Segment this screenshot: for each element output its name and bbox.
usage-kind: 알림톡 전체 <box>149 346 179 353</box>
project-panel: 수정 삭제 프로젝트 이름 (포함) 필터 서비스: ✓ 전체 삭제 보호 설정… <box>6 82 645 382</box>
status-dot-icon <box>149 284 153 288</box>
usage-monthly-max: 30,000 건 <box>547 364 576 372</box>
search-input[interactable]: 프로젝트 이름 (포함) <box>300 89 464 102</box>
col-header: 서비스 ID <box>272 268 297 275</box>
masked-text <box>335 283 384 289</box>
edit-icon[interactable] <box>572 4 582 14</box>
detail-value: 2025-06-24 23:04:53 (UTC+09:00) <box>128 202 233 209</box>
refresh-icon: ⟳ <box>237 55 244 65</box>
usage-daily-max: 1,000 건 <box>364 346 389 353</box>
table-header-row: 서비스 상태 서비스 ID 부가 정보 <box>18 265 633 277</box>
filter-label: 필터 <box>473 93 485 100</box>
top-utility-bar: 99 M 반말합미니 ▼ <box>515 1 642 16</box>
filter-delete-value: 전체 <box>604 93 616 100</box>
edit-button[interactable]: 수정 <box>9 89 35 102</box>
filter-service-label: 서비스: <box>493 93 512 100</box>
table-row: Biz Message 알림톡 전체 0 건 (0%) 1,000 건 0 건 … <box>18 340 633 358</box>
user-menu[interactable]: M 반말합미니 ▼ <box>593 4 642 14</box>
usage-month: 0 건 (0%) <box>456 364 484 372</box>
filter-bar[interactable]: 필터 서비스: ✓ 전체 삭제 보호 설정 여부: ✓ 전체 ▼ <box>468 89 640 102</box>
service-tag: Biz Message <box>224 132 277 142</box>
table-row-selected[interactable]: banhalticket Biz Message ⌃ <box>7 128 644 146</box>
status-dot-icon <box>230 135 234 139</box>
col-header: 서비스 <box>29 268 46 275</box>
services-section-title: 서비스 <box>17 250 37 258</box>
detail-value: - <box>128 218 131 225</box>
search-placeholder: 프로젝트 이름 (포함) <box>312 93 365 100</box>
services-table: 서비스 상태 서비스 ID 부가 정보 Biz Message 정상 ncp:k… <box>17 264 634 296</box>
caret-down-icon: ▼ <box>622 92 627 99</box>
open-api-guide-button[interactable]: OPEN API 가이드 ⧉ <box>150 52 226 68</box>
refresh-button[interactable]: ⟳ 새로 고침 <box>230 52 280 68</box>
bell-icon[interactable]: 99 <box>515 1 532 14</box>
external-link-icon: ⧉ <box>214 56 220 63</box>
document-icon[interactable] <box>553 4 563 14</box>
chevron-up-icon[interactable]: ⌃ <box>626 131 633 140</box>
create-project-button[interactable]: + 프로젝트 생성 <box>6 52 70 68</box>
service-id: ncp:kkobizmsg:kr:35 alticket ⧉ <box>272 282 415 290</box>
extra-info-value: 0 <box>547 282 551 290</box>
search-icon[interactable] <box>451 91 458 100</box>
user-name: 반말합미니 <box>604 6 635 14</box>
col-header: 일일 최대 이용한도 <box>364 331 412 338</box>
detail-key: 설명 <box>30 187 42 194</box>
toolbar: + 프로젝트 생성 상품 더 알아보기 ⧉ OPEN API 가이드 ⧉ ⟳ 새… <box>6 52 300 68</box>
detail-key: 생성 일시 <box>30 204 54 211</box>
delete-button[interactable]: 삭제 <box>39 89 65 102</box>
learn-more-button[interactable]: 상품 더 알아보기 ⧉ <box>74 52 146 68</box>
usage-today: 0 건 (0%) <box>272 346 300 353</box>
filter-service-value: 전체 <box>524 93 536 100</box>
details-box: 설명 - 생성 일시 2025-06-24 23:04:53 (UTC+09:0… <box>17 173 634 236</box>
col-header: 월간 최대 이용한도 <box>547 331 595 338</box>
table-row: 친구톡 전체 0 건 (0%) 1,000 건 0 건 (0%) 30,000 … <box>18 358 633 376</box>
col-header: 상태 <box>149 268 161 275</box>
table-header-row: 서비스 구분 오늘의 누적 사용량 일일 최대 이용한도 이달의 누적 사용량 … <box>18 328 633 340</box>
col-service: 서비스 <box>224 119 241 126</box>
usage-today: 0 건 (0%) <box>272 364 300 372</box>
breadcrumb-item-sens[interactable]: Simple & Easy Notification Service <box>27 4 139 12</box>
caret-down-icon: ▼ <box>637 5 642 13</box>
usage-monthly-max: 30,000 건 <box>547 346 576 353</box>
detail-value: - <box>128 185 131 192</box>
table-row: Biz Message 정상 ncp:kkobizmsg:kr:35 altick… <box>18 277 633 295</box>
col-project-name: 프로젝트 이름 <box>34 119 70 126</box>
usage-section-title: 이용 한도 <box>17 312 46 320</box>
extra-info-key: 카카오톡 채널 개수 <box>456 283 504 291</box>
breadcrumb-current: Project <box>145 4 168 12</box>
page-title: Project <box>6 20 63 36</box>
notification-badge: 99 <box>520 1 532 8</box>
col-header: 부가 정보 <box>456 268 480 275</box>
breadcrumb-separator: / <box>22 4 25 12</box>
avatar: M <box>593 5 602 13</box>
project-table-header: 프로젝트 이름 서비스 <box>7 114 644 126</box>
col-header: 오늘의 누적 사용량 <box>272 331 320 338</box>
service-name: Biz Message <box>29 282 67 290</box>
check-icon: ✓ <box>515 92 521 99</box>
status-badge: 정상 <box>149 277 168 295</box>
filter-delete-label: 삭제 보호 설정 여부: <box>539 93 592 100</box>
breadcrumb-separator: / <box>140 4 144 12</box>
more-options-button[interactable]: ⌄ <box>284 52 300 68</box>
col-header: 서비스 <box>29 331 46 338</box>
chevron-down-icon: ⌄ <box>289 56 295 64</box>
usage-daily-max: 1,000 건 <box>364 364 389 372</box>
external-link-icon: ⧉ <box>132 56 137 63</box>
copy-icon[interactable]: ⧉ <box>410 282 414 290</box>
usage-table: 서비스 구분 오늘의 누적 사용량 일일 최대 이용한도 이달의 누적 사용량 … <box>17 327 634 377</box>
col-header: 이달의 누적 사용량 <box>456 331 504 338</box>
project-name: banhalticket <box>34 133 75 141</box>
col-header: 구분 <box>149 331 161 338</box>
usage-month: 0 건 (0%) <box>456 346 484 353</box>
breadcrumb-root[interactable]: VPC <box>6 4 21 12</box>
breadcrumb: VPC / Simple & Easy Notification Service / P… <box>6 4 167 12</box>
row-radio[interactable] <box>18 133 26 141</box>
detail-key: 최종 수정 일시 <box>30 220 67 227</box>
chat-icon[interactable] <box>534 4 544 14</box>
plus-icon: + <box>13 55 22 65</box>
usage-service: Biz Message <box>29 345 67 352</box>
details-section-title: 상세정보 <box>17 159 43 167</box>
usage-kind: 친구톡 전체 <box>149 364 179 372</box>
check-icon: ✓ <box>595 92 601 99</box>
* * *
* _Problem_
Extract every line of the entries above and reproduce each one verbatim, without any change.

* _Task answer_
Segment this screenshot: for each element output its name and bbox.
usage-kind: 알림톡 전체 <box>149 346 179 353</box>
project-panel: 수정 삭제 프로젝트 이름 (포함) 필터 서비스: ✓ 전체 삭제 보호 설정… <box>6 82 645 382</box>
status-dot-icon <box>149 284 153 288</box>
usage-monthly-max: 30,000 건 <box>547 364 576 372</box>
search-input[interactable]: 프로젝트 이름 (포함) <box>300 89 464 102</box>
col-header: 서비스 ID <box>272 268 297 275</box>
masked-text <box>335 283 384 289</box>
edit-icon[interactable] <box>572 4 582 14</box>
detail-value: 2025-06-24 23:04:53 (UTC+09:00) <box>128 202 233 209</box>
refresh-icon: ⟳ <box>237 55 244 65</box>
usage-daily-max: 1,000 건 <box>364 346 389 353</box>
table-header-row: 서비스 상태 서비스 ID 부가 정보 <box>18 265 633 277</box>
filter-label: 필터 <box>473 93 485 100</box>
top-utility-bar: 99 M 반말합미니 ▼ <box>515 1 642 16</box>
filter-delete-value: 전체 <box>604 93 616 100</box>
edit-button[interactable]: 수정 <box>9 89 35 102</box>
filter-service-label: 서비스: <box>493 93 512 100</box>
table-row: Biz Message 알림톡 전체 0 건 (0%) 1,000 건 0 건 … <box>18 340 633 358</box>
user-menu[interactable]: M 반말합미니 ▼ <box>593 4 642 14</box>
usage-month: 0 건 (0%) <box>456 364 484 372</box>
filter-bar[interactable]: 필터 서비스: ✓ 전체 삭제 보호 설정 여부: ✓ 전체 ▼ <box>468 89 640 102</box>
service-tag: Biz Message <box>224 132 277 142</box>
table-row-selected[interactable]: banhalticket Biz Message ⌃ <box>7 128 644 146</box>
status-dot-icon <box>230 135 234 139</box>
col-header: 서비스 <box>29 268 46 275</box>
services-section-title: 서비스 <box>17 250 37 258</box>
detail-value: - <box>128 218 131 225</box>
search-placeholder: 프로젝트 이름 (포함) <box>312 93 365 100</box>
services-table: 서비스 상태 서비스 ID 부가 정보 Biz Message 정상 ncp:k… <box>17 264 634 296</box>
caret-down-icon: ▼ <box>622 92 627 99</box>
open-api-guide-button[interactable]: OPEN API 가이드 ⧉ <box>150 52 226 68</box>
refresh-button[interactable]: ⟳ 새로 고침 <box>230 52 280 68</box>
bell-icon[interactable]: 99 <box>515 1 532 14</box>
external-link-icon: ⧉ <box>214 56 220 63</box>
document-icon[interactable] <box>553 4 563 14</box>
chevron-up-icon[interactable]: ⌃ <box>626 131 633 140</box>
create-project-button[interactable]: + 프로젝트 생성 <box>6 52 70 68</box>
service-id: ncp:kkobizmsg:kr:35 alticket ⧉ <box>272 282 415 290</box>
extra-info-value: 0 <box>547 282 551 290</box>
search-icon[interactable] <box>451 91 458 100</box>
user-name: 반말합미니 <box>604 6 635 14</box>
col-header: 일일 최대 이용한도 <box>364 331 412 338</box>
detail-key: 설명 <box>30 187 42 194</box>
toolbar: + 프로젝트 생성 상품 더 알아보기 ⧉ OPEN API 가이드 ⧉ ⟳ 새… <box>6 52 300 68</box>
detail-key: 생성 일시 <box>30 204 54 211</box>
delete-button[interactable]: 삭제 <box>39 89 65 102</box>
learn-more-button[interactable]: 상품 더 알아보기 ⧉ <box>74 52 146 68</box>
usage-today: 0 건 (0%) <box>272 346 300 353</box>
filter-service-value: 전체 <box>524 93 536 100</box>
details-box: 설명 - 생성 일시 2025-06-24 23:04:53 (UTC+09:0… <box>17 173 634 236</box>
col-header: 월간 최대 이용한도 <box>547 331 595 338</box>
table-row: 친구톡 전체 0 건 (0%) 1,000 건 0 건 (0%) 30,000 … <box>18 358 633 376</box>
col-header: 상태 <box>149 268 161 275</box>
table-header-row: 서비스 구분 오늘의 누적 사용량 일일 최대 이용한도 이달의 누적 사용량 … <box>18 328 633 340</box>
col-service: 서비스 <box>224 119 241 126</box>
usage-today: 0 건 (0%) <box>272 364 300 372</box>
breadcrumb-item-sens[interactable]: Simple & Easy Notification Service <box>27 4 139 12</box>
caret-down-icon: ▼ <box>637 5 642 13</box>
usage-monthly-max: 30,000 건 <box>547 346 576 353</box>
detail-value: - <box>128 185 131 192</box>
table-row: Biz Message 정상 ncp:kkobizmsg:kr:35 altick… <box>18 277 633 295</box>
col-project-name: 프로젝트 이름 <box>34 119 70 126</box>
usage-section-title: 이용 한도 <box>17 312 46 320</box>
extra-info-key: 카카오톡 채널 개수 <box>456 283 504 291</box>
breadcrumb-current: Project <box>145 4 168 12</box>
page-title: Project <box>6 20 63 36</box>
notification-badge: 99 <box>520 1 532 8</box>
col-header: 부가 정보 <box>456 268 480 275</box>
breadcrumb-separator: / <box>22 4 25 12</box>
avatar: M <box>593 5 602 13</box>
project-table-header: 프로젝트 이름 서비스 <box>7 114 644 126</box>
col-header: 오늘의 누적 사용량 <box>272 331 320 338</box>
service-name: Biz Message <box>29 282 67 290</box>
check-icon: ✓ <box>515 92 521 99</box>
status-badge: 정상 <box>149 277 168 295</box>
filter-delete-label: 삭제 보호 설정 여부: <box>539 93 592 100</box>
breadcrumb-separator: / <box>140 4 144 12</box>
more-options-button[interactable]: ⌄ <box>284 52 300 68</box>
col-header: 서비스 <box>29 331 46 338</box>
chevron-down-icon: ⌄ <box>289 56 295 64</box>
usage-daily-max: 1,000 건 <box>364 364 389 372</box>
external-link-icon: ⧉ <box>132 56 137 63</box>
copy-icon[interactable]: ⧉ <box>410 282 414 290</box>
usage-table: 서비스 구분 오늘의 누적 사용량 일일 최대 이용한도 이달의 누적 사용량 … <box>17 327 634 377</box>
col-header: 이달의 누적 사용량 <box>456 331 504 338</box>
project-name: banhalticket <box>34 133 75 141</box>
col-header: 구분 <box>149 331 161 338</box>
usage-month: 0 건 (0%) <box>456 346 484 353</box>
breadcrumb-root[interactable]: VPC <box>6 4 21 12</box>
breadcrumb: VPC / Simple & Easy Notification Service / P… <box>6 4 167 12</box>
row-radio[interactable] <box>18 133 26 141</box>
detail-key: 최종 수정 일시 <box>30 220 67 227</box>
chat-icon[interactable] <box>534 4 544 14</box>
plus-icon: + <box>13 55 22 65</box>
usage-service: Biz Message <box>29 345 67 352</box>
details-section-title: 상세정보 <box>17 159 43 167</box>
usage-kind: 친구톡 전체 <box>149 364 179 372</box>
check-icon: ✓ <box>595 92 601 99</box>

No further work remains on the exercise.